** START **

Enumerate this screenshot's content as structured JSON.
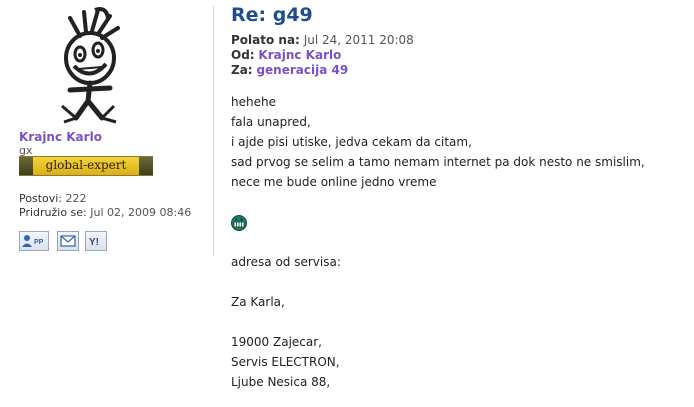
{
  "author": {
    "name": "Krajnc Karlo",
    "usertitle": "gx",
    "rank": "global-expert",
    "posts_label": "Postovi:",
    "posts_value": "222",
    "joined_label": "Pridružio se:",
    "joined_value": "Jul 02, 2009 08:46"
  },
  "contact_icons": [
    "profile-icon",
    "email-icon",
    "yahoo-icon"
  ],
  "profile_button_text": "PP",
  "yahoo_button_text": "Y!",
  "post": {
    "title": "Re: g49",
    "posted_label": "Polato na:",
    "posted_value": "Jul 24, 2011 20:08",
    "from_label": "Od:",
    "from_value": "Krajnc Karlo",
    "to_label": "Za:",
    "to_value": "generacija 49",
    "lines": [
      "hehehe",
      "fala unapred,",
      "i ajde pisi utiske, jedva cekam da citam,",
      "sad prvog se selim a tamo nemam internet pa dok nesto ne smislim,",
      "nece me bude online jedno vreme",
      "",
      "",
      "",
      "adresa od servisa:",
      "",
      "Za Karla,",
      "",
      "19000 Zajecar,",
      "Servis ELECTRON,",
      "Ljube Nesica 88,"
    ],
    "smiley_icon": "grin-smiley-icon"
  },
  "colors": {
    "title": "#1f4e8c",
    "link": "#7a52c7"
  }
}
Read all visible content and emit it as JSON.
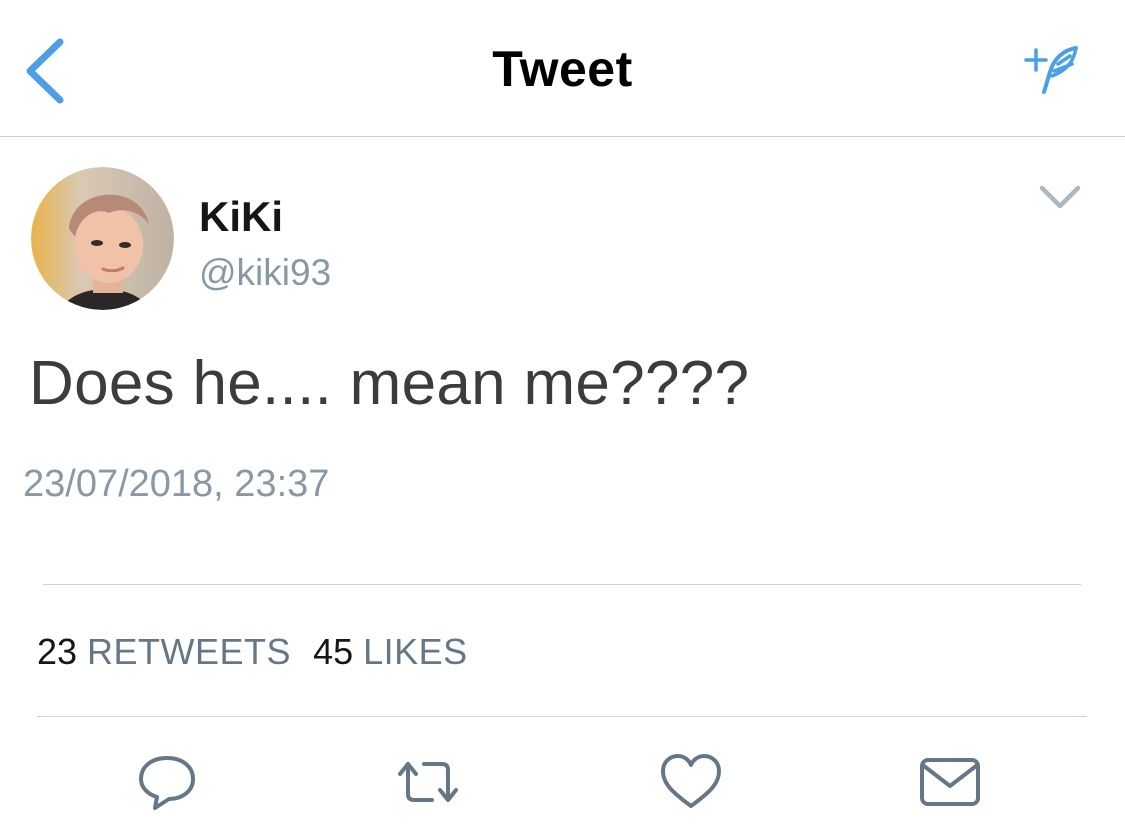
{
  "header": {
    "title": "Tweet",
    "back_icon": "chevron-left-icon",
    "compose_icon": "compose-feather-icon"
  },
  "tweet": {
    "display_name": "KiKi",
    "handle": "@kiki93",
    "text": "Does he.... mean me????",
    "timestamp": "23/07/2018, 23:37",
    "more_icon": "chevron-down-icon"
  },
  "stats": {
    "retweets_count": "23",
    "retweets_label": "RETWEETS",
    "likes_count": "45",
    "likes_label": "LIKES"
  },
  "actions": [
    {
      "name": "reply",
      "icon": "reply-icon"
    },
    {
      "name": "retweet",
      "icon": "retweet-icon"
    },
    {
      "name": "like",
      "icon": "heart-icon"
    },
    {
      "name": "direct-message",
      "icon": "envelope-icon"
    }
  ],
  "colors": {
    "accent": "#1da1f2",
    "text_primary": "#14171a",
    "text_secondary": "#8899a6",
    "stat_label": "#657786",
    "divider": "#c9d3dc",
    "icon_gray": "#657786"
  }
}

** END **

* **Given exercise**
Pull out the lines above in which the word "Karlo" appears.

* **Response below**
    "name": "Krajnc Karlo",
    "from_value": "Krajnc Karlo",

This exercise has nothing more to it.